(Chart and figure data)

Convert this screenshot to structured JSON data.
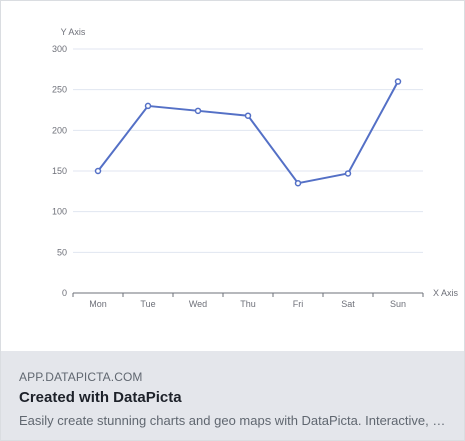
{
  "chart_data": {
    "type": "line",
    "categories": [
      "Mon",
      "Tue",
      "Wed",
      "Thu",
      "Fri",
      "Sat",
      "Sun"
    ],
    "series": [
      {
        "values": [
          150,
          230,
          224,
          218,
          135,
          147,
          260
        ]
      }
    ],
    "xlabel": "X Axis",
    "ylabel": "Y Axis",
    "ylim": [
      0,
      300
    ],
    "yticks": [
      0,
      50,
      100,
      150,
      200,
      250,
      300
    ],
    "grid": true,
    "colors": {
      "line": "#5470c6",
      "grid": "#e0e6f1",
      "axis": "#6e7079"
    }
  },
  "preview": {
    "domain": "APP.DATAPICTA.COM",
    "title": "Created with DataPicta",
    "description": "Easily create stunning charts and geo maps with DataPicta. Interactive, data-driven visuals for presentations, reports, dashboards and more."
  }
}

Stated exercise
Repeat the material above in full and exactly, omitting the pictures.

Final result
Convert this screenshot to structured JSON data.
{
  "chart_data": {
    "type": "line",
    "categories": [
      "Mon",
      "Tue",
      "Wed",
      "Thu",
      "Fri",
      "Sat",
      "Sun"
    ],
    "series": [
      {
        "values": [
          150,
          230,
          224,
          218,
          135,
          147,
          260
        ]
      }
    ],
    "xlabel": "X Axis",
    "ylabel": "Y Axis",
    "ylim": [
      0,
      300
    ],
    "yticks": [
      0,
      50,
      100,
      150,
      200,
      250,
      300
    ],
    "grid": true,
    "colors": {
      "line": "#5470c6",
      "grid": "#e0e6f1",
      "axis": "#6e7079"
    }
  },
  "preview": {
    "domain": "APP.DATAPICTA.COM",
    "title": "Created with DataPicta",
    "description": "Easily create stunning charts and geo maps with DataPicta. Interactive, data-driven visuals for presentations, reports, dashboards and more."
  }
}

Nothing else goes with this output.